- Passage given -
┏━━

I'll see if I can figure out a way to test that. Does 947134d9b00f
("x86/smpboot: Do not use smp_num_siblings in __max_logical_packages
calculation") help?

P.

2018-02-07 19:27:53

by Simon Gaiser

[permalink] [raw]
Subject: Re: [v6,3/3] x86/smpboot: Fix __max_logical_packages estimate

Prarit Bhargava:
> On 02/07/2018 01:44 PM, Simon Gaiser wrote:
>> Prarit Bhargava:
>>> A system booted with a small number of cores enabled per package
>>> panics because the estimate of __max_logical_packages is too low.
>>> This occurs when the total number of active cores across all packages
>>> is less than the maximum core count for a single package.
>>>
>>> ie) On a 4 package system with 20 cores/package where only 4 cores
>>> are enabled on each package, the value of __max_logical_packages is
>>> calculated as DIV_ROUND_UP(16 / 20) = 1 and not 4.
>>>
>>> Calculate __max_logical_packages after the cpu enumeration has completed.
>>> Use the boot cpu's data to extrapolate the number of packages.
>>>
>>> Signed-off-by: Prarit Bhargava <[email protected]>
>>> Cc: Thomas Gleixner <[email protected]>
>>> Cc: Ingo Molnar <[email protected]>
>>> Cc: "H. Peter Anvin" <[email protected]>
>>> Cc: [email protected]
>>> Cc: Peter Zijlstra <[email protected]>
>>> Cc: Andi Kleen <[email protected]>
>>> Cc: Dave Hansen <[email protected]>
>>> Cc: Piotr Luc <[email protected]>
>>> Cc: Kan Liang <[email protected]>
>>> Cc: Borislav Petkov <[email protected]>
>>> Cc: Stephane Eranian <[email protected]>
>>> Cc: Prarit Bhargava <[email protected]>
>>> Cc: Arvind Yadav <[email protected]>
>>> Cc: Andy Lutomirski <[email protected]>
>>> Cc: Christian Borntraeger <[email protected]>
>>> Cc: "Kirill A. Shutemov" <[email protected]>
>>> Cc: Tom Lendacky <[email protected]>
>>> Cc: He Chen <[email protected]>
>>> Cc: Mathias Krause <[email protected]>
>>> Cc: Tim Chen <[email protected]>
>>> Cc: Vitaly Kuznetsov <[email protected]>
>>> ---
>>> arch/x86/kernel/smpboot.c | 55 +++++++++--------------------------------------
>>> 1 file changed, 10 insertions(+), 45 deletions(-)
>>>
>>> diff --git a/arch/x86/kernel/smpboot.c b/arch/x86/kernel/smpboot.c
>>> index 838d36ff7ba6..2e3c5a394e79 100644
>>> --- a/arch/x86/kernel/smpboot.c
>>> +++ b/arch/x86/kernel/smpboot.c
>>> @@ -308,12 +308,6 @@ int topology_update_package_map(unsigned int pkg, unsigned int cpu)
>>> if (new >= 0)
>>> goto found;
>>>
>>> - if (logical_packages >= __max_logical_packages) {
>>> - pr_warn("Package %u of CPU %u exceeds BIOS package data %u.\n",
>>> - logical_packages, cpu, __max_logical_packages);
>>> - return -ENOSPC;
>>> - }
>>> -
>>> new = logical_packages++;
>>> if (new != pkg)

┗━━

- Short problem A -
Decide whether each statement agrees with the patch discussion, answering yes or no and quoting the words that settle it: (i) the patch changes only one file; (ii) the patch calculates __max_logical_packages before the cpu enumeration has completed; (iii) the boot cpu's data is used to extrapolate the number of packages.
- Short problem B -
Set down the portion of the patch discussion starting with "2018-02-07 19:27:53" and going on through "is too low.", reproducing every character unchanged.
Rely solely on the patch discussion when responding.

- Extracted material -
┏━━

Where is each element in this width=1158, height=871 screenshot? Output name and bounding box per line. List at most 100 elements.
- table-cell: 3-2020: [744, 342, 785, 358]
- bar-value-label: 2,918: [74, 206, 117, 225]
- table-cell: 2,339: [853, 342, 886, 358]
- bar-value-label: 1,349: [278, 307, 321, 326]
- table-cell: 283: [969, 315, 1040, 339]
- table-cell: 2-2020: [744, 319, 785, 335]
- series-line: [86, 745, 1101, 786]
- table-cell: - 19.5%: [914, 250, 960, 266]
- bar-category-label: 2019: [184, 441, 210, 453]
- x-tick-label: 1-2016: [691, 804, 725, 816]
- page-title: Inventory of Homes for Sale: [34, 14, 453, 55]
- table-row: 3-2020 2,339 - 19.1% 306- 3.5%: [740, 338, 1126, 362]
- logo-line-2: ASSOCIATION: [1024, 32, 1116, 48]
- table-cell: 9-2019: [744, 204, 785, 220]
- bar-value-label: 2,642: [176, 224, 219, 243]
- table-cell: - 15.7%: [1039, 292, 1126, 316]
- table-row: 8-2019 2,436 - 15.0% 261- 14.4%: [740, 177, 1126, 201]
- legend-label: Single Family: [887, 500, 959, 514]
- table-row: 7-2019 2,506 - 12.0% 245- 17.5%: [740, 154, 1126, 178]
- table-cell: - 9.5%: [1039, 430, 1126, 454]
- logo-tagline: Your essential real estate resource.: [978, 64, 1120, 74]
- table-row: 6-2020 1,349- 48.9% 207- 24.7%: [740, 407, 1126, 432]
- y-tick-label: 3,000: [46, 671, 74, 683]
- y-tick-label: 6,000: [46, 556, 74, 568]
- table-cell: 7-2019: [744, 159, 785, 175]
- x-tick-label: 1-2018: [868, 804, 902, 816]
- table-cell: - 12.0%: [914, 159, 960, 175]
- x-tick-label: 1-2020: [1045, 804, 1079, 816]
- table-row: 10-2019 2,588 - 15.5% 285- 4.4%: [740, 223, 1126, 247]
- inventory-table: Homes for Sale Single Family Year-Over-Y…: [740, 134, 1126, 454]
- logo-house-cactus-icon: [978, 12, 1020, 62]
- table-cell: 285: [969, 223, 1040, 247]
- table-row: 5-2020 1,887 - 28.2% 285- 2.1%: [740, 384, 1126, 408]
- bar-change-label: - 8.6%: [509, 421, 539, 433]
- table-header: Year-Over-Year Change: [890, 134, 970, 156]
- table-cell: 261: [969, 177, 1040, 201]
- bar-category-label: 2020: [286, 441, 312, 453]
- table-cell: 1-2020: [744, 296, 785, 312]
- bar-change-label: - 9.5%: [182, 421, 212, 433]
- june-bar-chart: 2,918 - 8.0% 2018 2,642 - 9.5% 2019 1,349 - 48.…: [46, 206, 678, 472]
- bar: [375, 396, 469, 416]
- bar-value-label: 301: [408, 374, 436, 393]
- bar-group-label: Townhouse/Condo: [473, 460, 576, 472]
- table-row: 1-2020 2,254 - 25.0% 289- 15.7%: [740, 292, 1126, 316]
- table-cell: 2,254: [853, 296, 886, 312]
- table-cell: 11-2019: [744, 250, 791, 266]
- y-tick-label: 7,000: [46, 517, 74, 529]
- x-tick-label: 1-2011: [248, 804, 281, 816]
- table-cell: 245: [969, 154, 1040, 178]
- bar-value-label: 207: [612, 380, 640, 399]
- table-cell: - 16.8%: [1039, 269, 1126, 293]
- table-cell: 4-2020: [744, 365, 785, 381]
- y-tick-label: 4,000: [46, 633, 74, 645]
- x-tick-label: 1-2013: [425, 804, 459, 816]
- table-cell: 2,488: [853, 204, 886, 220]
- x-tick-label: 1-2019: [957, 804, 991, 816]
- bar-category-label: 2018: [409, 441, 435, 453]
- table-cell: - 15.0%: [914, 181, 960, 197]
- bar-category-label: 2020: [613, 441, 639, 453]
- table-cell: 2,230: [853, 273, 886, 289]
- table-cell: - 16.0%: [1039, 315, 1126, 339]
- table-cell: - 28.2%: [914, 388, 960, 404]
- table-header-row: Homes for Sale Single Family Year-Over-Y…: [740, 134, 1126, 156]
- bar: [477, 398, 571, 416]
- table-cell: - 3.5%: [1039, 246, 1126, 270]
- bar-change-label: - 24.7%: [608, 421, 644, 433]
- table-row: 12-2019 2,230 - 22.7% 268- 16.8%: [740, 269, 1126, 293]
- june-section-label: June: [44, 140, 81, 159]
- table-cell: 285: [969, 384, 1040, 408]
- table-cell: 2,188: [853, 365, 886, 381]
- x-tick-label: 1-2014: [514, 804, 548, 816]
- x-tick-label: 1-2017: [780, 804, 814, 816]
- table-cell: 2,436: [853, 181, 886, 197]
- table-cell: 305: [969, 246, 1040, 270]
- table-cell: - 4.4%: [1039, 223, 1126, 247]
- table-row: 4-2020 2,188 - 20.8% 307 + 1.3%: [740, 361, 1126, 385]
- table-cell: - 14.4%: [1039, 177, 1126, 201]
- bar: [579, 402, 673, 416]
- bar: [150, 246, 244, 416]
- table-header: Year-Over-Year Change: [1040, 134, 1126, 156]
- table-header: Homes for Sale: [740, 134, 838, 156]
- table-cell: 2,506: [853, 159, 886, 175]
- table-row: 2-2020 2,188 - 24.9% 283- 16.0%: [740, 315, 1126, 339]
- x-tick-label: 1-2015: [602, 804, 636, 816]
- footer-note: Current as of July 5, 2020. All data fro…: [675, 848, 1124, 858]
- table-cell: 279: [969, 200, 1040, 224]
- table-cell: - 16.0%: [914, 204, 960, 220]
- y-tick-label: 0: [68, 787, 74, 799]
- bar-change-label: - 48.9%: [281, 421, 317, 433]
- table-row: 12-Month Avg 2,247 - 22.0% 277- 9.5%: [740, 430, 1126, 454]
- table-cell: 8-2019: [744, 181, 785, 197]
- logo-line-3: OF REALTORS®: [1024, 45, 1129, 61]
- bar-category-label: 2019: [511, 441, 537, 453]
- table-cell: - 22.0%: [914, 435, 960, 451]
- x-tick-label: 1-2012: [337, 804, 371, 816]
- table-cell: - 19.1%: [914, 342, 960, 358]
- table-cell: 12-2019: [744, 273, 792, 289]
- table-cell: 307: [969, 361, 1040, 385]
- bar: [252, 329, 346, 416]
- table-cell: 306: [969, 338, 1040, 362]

┗━━

- Full answer A -
(i) Yes: "1 file changed, 10 insertions(+), 45 deletions(-)"
(ii) No: "Calculate __max_logical_packages after the cpu enumeration has completed."
(iii) Yes: "Use the boot cpu's data to extrapolate the number of packages."

- Full answer B -
2018-02-07 19:27:53

by Simon Gaiser

[permalink] [raw]
Subject: Re: [v6,3/3] x86/smpboot: Fix __max_logical_packages estimate

Prarit Bhargava:
> On 02/07/2018 01:44 PM, Simon Gaiser wrote:
>> Prarit Bhargava:
>>> A system booted with a small number of cores enabled per package
>>> panics because the estimate of __max_logical_packages is too low.